• [Requirements]: Below are some records. Pull every line that contains the word "местного".

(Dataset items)

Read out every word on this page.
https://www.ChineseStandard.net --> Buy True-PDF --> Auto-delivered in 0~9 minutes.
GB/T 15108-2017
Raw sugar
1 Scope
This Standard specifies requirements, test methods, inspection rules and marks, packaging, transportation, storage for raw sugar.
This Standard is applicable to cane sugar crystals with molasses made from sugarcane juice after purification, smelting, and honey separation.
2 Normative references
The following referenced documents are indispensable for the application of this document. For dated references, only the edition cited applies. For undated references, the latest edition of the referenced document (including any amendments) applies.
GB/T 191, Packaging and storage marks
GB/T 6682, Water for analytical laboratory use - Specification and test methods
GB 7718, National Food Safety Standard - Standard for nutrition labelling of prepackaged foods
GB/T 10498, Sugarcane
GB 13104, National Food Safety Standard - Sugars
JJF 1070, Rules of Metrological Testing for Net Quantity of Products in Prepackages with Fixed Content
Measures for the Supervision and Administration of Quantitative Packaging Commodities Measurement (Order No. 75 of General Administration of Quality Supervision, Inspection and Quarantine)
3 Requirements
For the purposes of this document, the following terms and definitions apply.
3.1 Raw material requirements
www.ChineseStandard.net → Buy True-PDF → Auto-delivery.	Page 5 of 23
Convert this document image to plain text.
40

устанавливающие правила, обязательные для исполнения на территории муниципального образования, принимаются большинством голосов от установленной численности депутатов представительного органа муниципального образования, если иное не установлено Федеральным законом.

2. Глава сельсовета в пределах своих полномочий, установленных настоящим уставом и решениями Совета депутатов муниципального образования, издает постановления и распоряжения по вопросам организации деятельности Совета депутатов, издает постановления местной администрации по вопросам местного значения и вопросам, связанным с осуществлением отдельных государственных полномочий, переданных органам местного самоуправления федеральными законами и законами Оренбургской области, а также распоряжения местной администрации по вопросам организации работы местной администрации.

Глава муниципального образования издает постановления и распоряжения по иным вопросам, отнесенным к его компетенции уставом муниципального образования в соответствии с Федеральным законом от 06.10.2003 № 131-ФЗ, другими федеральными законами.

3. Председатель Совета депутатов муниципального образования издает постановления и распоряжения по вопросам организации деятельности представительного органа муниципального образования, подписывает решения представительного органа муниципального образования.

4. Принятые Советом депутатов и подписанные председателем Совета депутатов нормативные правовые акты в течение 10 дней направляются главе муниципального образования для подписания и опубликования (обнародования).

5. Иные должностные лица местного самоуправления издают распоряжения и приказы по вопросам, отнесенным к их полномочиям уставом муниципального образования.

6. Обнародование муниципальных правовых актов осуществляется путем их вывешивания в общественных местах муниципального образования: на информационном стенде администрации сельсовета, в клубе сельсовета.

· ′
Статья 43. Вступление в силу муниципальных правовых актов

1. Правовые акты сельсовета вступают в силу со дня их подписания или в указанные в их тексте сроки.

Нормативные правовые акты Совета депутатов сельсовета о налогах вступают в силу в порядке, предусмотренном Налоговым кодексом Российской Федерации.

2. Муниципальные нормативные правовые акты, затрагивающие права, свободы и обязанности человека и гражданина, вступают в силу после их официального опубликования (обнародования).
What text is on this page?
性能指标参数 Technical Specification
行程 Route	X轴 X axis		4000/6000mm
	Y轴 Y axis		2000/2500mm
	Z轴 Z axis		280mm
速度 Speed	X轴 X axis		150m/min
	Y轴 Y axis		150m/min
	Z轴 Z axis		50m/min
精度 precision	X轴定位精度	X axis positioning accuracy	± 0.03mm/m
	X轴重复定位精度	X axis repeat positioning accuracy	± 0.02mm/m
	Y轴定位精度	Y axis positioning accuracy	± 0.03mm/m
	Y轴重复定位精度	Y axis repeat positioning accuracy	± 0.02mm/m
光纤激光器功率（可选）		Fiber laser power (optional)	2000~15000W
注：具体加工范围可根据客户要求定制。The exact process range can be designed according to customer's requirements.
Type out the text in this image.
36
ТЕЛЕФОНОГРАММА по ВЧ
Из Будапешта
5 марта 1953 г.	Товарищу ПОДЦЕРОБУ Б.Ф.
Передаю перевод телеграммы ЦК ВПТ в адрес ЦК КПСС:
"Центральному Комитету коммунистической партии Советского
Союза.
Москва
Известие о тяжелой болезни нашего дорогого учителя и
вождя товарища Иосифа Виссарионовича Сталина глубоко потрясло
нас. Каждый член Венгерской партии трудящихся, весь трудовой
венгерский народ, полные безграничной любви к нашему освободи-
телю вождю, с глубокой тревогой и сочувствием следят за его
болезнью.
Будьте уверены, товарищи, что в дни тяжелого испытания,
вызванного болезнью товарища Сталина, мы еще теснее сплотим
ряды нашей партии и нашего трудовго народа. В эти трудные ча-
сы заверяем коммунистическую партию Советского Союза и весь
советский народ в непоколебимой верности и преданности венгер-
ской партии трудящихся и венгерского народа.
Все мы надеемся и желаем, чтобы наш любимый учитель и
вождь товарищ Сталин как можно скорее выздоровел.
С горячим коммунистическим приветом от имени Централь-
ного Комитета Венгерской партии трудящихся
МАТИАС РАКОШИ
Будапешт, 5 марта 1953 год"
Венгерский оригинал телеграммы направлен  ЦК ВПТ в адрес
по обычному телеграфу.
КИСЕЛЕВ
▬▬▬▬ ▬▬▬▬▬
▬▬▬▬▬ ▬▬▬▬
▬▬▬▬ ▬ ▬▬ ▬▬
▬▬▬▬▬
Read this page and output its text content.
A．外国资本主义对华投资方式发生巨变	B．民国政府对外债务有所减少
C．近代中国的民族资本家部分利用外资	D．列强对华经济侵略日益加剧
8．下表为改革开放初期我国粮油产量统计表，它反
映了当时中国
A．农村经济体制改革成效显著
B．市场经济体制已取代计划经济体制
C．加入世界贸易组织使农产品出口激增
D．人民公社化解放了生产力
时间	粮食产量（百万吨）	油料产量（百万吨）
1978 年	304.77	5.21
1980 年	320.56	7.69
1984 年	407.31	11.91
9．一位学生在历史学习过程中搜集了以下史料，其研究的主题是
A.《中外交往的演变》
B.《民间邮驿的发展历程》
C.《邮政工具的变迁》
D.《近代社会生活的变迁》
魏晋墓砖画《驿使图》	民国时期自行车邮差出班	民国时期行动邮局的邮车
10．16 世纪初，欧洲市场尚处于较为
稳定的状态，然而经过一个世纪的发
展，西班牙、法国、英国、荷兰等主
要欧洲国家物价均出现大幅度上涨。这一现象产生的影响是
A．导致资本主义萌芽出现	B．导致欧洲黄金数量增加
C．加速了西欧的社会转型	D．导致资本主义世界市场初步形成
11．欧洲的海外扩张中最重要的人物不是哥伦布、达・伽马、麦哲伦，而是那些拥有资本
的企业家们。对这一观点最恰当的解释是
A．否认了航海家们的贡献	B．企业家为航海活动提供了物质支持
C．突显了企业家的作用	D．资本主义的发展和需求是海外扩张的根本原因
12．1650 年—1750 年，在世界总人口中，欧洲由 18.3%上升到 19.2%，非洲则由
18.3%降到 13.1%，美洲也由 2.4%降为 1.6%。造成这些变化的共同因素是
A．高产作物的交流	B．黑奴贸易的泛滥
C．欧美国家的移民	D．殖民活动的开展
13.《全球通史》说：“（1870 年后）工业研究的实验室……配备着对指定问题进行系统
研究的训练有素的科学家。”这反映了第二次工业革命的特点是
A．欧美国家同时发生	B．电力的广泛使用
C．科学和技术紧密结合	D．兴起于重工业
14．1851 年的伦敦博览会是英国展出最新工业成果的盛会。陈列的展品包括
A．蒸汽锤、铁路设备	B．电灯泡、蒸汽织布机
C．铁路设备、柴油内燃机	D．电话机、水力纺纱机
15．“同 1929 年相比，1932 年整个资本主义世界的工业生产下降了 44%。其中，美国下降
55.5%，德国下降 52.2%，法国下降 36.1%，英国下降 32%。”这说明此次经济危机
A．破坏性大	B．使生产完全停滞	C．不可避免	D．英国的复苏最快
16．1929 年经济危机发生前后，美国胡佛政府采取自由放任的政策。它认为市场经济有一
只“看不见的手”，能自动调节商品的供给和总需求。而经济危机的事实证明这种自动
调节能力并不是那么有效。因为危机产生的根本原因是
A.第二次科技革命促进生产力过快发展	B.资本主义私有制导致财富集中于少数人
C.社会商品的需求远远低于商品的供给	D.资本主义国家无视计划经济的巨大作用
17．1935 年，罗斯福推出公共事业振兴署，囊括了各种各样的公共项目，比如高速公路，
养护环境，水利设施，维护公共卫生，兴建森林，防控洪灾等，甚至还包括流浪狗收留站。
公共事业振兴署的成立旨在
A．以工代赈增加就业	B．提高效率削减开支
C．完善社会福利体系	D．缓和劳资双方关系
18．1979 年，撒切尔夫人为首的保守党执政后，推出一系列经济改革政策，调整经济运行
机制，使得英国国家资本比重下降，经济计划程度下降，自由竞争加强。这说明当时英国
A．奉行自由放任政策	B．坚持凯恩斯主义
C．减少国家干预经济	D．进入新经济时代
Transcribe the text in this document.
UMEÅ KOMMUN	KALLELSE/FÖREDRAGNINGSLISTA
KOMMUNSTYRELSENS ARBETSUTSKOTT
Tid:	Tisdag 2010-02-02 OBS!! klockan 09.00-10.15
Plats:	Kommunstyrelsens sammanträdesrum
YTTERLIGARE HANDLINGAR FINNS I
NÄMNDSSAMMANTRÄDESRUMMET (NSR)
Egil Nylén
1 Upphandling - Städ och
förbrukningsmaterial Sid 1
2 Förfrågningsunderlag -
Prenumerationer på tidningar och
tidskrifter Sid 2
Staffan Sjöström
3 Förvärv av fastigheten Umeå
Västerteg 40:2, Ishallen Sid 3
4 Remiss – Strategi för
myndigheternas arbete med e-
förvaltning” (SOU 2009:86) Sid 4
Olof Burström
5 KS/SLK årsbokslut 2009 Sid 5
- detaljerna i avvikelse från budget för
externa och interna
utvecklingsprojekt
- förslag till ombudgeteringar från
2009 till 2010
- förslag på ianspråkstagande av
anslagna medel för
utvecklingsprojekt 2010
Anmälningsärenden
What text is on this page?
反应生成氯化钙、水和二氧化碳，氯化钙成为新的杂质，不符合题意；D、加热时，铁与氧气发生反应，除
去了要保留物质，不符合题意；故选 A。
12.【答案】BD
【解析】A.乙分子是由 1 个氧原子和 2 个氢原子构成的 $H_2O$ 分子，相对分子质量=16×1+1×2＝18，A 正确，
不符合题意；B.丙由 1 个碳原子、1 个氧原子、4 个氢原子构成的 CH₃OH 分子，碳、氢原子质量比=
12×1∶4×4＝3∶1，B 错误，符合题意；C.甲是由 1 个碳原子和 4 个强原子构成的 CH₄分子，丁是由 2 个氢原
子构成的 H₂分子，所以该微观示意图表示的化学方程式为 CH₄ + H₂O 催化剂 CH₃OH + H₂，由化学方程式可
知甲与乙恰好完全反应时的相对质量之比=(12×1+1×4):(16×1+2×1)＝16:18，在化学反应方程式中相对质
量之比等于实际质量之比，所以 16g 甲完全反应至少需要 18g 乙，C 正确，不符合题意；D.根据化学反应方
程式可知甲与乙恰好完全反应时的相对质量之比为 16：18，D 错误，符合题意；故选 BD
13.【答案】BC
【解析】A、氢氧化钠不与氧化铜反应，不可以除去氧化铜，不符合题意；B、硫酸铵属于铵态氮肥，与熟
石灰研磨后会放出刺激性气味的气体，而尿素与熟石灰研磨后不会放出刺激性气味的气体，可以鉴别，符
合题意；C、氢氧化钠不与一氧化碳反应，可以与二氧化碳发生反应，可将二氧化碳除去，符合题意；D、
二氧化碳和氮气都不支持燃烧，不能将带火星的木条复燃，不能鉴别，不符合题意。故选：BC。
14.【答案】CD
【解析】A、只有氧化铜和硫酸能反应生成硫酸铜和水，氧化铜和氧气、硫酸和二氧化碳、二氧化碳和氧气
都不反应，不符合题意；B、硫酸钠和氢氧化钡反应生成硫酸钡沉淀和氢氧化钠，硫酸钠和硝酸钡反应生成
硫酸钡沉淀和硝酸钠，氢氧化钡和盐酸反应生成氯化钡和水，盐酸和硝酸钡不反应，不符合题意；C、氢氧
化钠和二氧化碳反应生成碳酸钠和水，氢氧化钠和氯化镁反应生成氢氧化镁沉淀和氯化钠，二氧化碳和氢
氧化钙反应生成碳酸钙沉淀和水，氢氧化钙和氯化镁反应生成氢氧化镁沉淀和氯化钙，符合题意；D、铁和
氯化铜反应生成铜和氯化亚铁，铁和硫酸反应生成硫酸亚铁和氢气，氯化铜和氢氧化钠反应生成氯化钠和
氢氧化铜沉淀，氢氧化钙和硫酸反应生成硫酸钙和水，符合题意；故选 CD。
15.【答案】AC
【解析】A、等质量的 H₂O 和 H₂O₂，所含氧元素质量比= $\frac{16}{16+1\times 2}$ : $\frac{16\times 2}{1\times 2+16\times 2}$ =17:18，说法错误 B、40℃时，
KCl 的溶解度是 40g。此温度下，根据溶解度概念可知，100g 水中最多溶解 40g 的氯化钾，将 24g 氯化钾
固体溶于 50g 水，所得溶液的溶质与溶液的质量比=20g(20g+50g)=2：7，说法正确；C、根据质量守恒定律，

• [Problem solution]:
2. Глава сельсовета в пределах своих полномочий, установленных настоящим уставом и решениями Совета депутатов муниципального образования, издает постановления и распоряжения по вопросам организации деятельности Совета депутатов, издает постановления местной администрации по вопросам местного значения и вопросам, связанным с осуществлением отдельных государственных полномочий, переданных органам местного самоуправления федеральными законами и законами Оренбургской области, а также распоряжения местной администрации по вопросам организации работы местной администрации.
5. Иные должностные лица местного самоуправления издают распоряжения и приказы по вопросам, отнесенным к их полномочиям уставом муниципального образования.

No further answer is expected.